Without omitting anything, retype the data that follows.

++++ Source material ++++

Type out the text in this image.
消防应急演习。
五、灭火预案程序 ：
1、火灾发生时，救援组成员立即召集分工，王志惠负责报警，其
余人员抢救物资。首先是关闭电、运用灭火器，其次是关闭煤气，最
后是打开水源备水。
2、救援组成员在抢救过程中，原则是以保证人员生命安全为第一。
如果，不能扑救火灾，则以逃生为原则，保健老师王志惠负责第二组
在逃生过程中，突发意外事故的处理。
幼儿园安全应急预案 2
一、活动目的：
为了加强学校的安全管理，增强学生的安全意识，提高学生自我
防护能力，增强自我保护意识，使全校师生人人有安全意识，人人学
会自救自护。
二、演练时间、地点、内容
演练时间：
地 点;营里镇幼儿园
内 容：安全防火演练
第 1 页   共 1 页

++++

# Output of the exercise:
Type out the text in this image.
消防应急演习。
五、灭火预案程序 ：
1、火灾发生时，救援组成员立即召集分工，王志惠负责报警，其
余人员抢救物资。首先是关闭电、运用灭火器，其次是关闭煤气，最
后是打开水源备水。
2、救援组成员在抢救过程中，原则是以保证人员生命安全为第一。
如果，不能扑救火灾，则以逃生为原则，保健老师王志惠负责第二组
在逃生过程中，突发意外事故的处理。
幼儿园安全应急预案 2
一、活动目的：
为了加强学校的安全管理，增强学生的安全意识，提高学生自我
防护能力，增强自我保护意识，使全校师生人人有安全意识，人人学
会自救自护。
二、演练时间、地点、内容
演练时间：
地 点;营里镇幼儿园
内 容：安全防火演练
第 1 页   共 1 页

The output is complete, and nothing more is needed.